Look through the data for the string "TEHNOLOGIC". Copy every line where it is found.

_Information provided_:
>>>

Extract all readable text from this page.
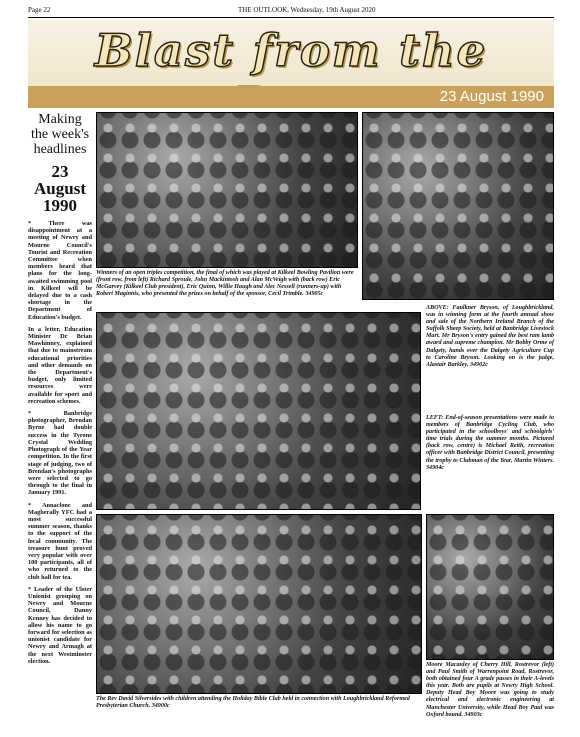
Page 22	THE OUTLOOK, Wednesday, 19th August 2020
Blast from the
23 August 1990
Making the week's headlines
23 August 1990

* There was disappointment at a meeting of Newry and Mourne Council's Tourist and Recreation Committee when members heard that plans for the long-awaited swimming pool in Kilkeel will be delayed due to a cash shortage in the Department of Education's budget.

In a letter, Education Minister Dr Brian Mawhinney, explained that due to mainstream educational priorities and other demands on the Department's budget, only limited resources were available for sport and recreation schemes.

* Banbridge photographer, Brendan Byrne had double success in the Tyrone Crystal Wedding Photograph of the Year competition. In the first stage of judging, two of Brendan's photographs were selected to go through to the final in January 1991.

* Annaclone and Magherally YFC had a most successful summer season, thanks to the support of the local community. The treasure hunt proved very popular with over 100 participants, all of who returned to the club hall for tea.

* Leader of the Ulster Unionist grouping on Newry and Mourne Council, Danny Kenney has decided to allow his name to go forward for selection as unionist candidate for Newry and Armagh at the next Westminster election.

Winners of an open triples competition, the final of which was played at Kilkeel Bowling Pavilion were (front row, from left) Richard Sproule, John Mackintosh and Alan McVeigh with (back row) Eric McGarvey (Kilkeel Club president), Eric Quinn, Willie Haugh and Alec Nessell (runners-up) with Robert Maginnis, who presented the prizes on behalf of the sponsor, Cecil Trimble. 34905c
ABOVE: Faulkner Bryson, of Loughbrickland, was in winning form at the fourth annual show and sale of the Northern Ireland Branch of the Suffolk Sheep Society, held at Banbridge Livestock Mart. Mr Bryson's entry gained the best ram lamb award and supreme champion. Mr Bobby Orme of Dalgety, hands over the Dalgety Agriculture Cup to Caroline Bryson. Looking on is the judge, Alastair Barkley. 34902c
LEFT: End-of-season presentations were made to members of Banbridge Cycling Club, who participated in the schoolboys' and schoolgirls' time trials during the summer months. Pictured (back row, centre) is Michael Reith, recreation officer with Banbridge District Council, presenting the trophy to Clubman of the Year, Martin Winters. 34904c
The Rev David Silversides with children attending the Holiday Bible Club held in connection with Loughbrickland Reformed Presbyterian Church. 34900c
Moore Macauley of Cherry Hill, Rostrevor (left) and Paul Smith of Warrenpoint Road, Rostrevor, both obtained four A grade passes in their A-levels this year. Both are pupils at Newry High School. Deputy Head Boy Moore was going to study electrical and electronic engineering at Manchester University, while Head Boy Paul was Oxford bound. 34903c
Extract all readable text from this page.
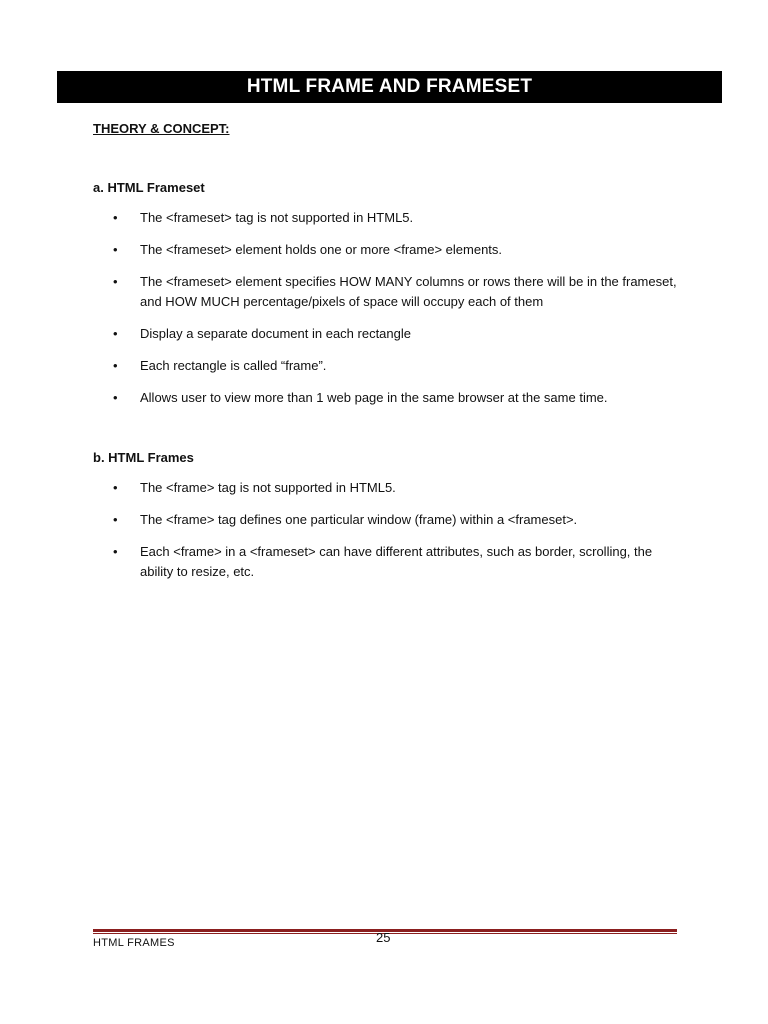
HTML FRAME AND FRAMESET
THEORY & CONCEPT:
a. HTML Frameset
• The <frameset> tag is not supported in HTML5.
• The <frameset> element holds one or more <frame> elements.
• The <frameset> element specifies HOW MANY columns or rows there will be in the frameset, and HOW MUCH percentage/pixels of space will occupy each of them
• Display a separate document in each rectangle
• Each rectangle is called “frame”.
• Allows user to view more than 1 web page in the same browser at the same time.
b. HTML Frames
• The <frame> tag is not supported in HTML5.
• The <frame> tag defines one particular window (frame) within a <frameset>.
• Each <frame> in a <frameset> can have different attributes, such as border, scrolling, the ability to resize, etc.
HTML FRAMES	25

<<<
>>>

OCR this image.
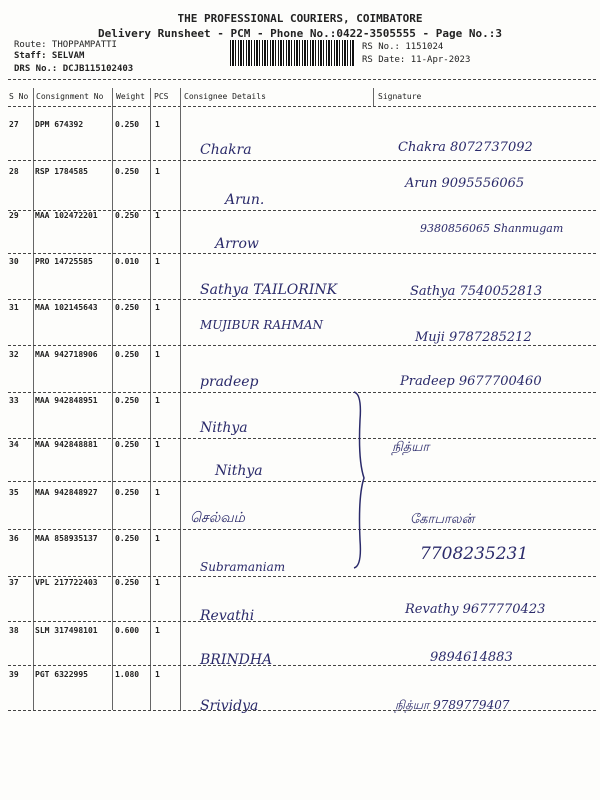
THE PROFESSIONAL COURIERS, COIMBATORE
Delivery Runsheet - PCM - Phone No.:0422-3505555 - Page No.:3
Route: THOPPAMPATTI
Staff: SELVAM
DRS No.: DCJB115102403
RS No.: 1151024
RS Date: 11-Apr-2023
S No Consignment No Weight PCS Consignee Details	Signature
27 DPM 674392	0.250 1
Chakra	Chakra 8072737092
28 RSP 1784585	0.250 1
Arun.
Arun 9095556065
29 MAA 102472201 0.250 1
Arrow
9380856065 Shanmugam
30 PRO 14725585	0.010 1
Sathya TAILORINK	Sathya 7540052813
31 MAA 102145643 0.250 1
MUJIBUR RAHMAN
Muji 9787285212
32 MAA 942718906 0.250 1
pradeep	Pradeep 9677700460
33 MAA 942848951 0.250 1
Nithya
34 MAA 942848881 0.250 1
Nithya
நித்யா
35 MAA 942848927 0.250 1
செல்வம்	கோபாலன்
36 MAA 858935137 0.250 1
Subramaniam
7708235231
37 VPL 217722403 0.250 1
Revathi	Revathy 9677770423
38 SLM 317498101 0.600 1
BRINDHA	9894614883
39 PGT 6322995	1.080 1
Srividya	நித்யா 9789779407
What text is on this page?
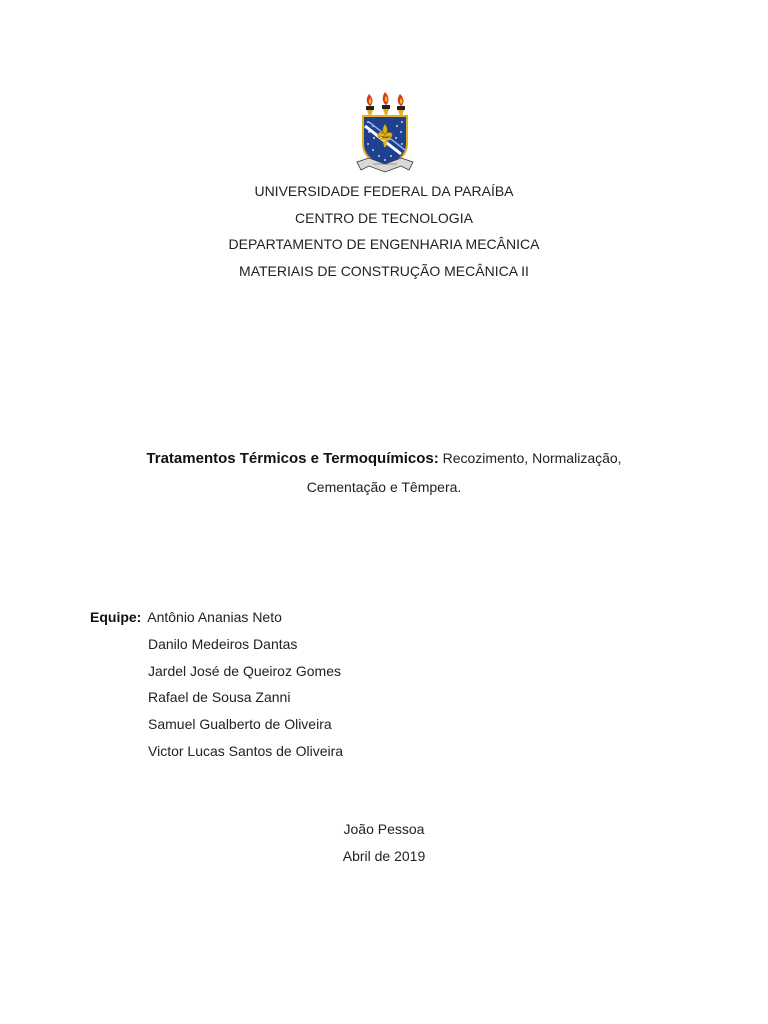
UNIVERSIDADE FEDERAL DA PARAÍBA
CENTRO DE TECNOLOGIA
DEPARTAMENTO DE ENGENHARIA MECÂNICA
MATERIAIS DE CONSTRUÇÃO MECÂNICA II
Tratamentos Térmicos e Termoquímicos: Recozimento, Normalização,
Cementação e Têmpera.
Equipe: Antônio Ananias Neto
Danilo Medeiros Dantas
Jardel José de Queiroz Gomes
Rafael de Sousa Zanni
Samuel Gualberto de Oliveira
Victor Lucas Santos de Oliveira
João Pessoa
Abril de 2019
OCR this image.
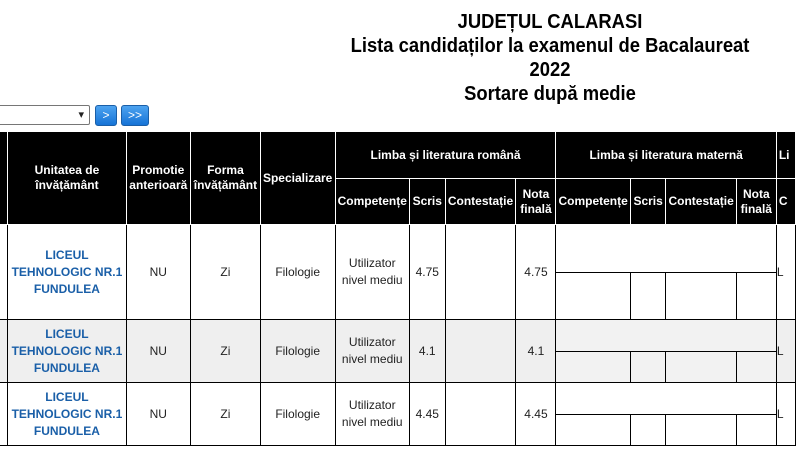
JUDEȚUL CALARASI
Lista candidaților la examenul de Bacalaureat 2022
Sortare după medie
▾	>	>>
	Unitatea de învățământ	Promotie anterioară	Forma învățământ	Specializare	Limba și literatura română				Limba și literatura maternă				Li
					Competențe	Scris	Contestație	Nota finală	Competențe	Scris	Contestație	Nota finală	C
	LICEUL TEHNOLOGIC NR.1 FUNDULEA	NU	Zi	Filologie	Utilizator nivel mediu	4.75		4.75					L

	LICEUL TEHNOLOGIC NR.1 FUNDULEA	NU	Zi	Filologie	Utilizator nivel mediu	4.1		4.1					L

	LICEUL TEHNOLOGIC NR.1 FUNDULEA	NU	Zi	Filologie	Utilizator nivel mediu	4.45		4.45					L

<<<

_Result_:
	LICEUL TEHNOLOGIC NR.1 FUNDULEA	NU	Zi	Filologie	Utilizator nivel mediu	4.75		4.75					L
	LICEUL TEHNOLOGIC NR.1 FUNDULEA	NU	Zi	Filologie	Utilizator nivel mediu	4.1		4.1					L
	LICEUL TEHNOLOGIC NR.1 FUNDULEA	NU	Zi	Filologie	Utilizator nivel mediu	4.45		4.45					L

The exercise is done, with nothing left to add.